◆ **Assigned task 1**:
On which platform was the No Man's Sky review completed?
◆ **Assigned task 2**:
Carry on the No Man's Sky review from its final sentence.

Exacerbating the inventory management is the upgrade trade-off. Each exosuit or starship upgrade which improves their performance and makes life a little bit easier, also take up a slot in your inventory. This design forces the player to make a choice between fun — but not necessary — upgrades, or additional inventory slots. I went through the entire game without a single Exosuit upgrade because I always needed more space. Therefore, I refused to engage in a significant aspect of the game. This is not a well designed system.
On the other hand, from time to time, setting a goal and embarking on your journey to find the resources and create what you’re looking for, feeds into the ‘chilled out’ and serene method of experiencing No Man’s Sky. Wondering deep into the jungles and caves in search for the right materials at a leisurely pace, or selling off my bulk venom sacs for sweet
Republic Credits Units while catching up on Bojack Horseman, is by far the best way to experience this monolith.
“[The Inventory] irritates the experience and becomes a mini-game that you devote far too much of your time to”
Even though how you discover No Man’s Sky is entirely up to you, the game does provide fairly simple accomplishment notifications, called ‘Journey Milestones’, which help track your progress more discretely. They’re an in-game point system which sync up with PlayStation trophies and Steam achievements. Unfortunately, although the short-cut when you achieve a new milestone triggers a wondrously harmonic tune that nestles in your heartstrings, the lack of an option to skip it is very infuriating. It’s a knitpick, but the amount of times I’ve wanted to get in my spaceship, or interact with something as this painfully long interface change imposed itself on my game, was too many to count.
Right now, it seems the most stable build of the game rests on PlayStation 4, the platform I have completed the review on. I can’t speak for the issues on PC, although we have a few posts about it on the site. What I can say, is that while the experience on PlayStation 4 went by relatively smoothly, it was broken up in bursts by frequent crashes. Often the game would close due to error while warping to another system, and would occur again until I initiated a full console reboot. The game saves frequently, but only when you get out of your ship or activate a settlement checkpoint. Ergo, if you begin skipping multiple systems at a time without visiting a space station, crashing, and starting back at the first system you jumped from is obnoxious as all hell. However, having spoken to other people of the OK Games crew, they seem to not have experienced crashing with the same frequency.

◆ **Dataset entries**:

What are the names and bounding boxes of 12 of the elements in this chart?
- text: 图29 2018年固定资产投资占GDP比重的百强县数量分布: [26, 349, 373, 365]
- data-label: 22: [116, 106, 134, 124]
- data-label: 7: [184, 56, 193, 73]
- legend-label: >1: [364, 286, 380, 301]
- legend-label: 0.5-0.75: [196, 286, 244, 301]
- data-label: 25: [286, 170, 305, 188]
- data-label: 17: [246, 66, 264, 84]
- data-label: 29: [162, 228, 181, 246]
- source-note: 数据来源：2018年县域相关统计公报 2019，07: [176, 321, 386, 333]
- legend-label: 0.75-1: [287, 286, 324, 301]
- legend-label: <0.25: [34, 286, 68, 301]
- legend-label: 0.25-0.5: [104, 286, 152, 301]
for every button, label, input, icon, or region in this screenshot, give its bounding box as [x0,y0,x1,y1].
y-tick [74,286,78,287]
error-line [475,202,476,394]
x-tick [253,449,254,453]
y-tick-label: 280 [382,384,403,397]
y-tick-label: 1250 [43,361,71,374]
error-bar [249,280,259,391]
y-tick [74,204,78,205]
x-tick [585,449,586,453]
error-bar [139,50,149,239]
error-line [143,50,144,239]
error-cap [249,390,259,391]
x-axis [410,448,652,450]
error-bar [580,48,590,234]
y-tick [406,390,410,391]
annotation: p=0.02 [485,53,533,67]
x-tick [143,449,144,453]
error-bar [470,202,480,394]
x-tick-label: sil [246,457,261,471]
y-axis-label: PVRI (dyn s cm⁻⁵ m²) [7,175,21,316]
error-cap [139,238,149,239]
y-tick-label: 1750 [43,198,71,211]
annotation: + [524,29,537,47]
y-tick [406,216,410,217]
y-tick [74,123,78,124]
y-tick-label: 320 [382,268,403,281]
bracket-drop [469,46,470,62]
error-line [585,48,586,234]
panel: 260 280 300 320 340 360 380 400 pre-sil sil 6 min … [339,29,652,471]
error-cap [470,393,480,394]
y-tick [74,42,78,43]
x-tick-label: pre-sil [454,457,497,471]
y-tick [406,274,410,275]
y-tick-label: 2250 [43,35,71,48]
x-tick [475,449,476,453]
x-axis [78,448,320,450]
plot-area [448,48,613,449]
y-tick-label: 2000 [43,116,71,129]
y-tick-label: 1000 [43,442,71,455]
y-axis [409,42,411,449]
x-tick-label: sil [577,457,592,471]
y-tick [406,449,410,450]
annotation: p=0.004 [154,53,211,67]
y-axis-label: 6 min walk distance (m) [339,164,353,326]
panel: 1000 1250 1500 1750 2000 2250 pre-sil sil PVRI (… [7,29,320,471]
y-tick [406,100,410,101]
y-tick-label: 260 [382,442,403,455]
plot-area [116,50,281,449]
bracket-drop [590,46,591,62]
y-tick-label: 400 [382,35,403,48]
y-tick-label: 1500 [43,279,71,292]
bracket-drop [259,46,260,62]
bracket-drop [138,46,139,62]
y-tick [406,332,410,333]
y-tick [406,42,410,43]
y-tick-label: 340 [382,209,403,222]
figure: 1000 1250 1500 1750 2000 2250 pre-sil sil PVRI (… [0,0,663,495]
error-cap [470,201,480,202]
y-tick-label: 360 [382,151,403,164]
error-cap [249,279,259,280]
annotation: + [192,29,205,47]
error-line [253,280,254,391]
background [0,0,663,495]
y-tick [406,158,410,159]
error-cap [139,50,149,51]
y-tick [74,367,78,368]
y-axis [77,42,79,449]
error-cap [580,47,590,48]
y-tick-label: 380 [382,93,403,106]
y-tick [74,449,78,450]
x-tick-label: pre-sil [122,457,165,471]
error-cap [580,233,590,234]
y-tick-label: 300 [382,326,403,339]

◆ **Exercise output 1**:
PlayStation 4.

◆ **Exercise output 2**:
The overall graphical quality of the game isn’t astonishing; its beauty lies in the landscapes, colours and brutal environments. However, the grainy effect as the world generates in front of your eyes, is very noticeable and always a disappointment. Similarly, the draw distance is considerably short, which is annoying when looking for a specific resource, as it’s more difficult to scout out, particularly asteroids which don’t load until you’re very close.
It’s clear that the internet is divided by No Man’s Sky. It’s not uncommon for the gaming community to take something, and target it until nothing remains but hordes of angry people screaming in Reddit subforums and YouTube comment sections. No Man’s Sky is not a great game, it’s not necessarily even a good game, but the fulfillment you receive from it is only as strong as the experience you desire. It’s a game that continues to bewilder me. I can’t help but remain at odds with the game’s fundamental mechanics, but the sensations I have felt while witnessing this wild and enormous universe will stick with me for a while to come, and most likely have me returning. Perhaps further patches will some day make No Man’s Sky the game we always hoped it would be.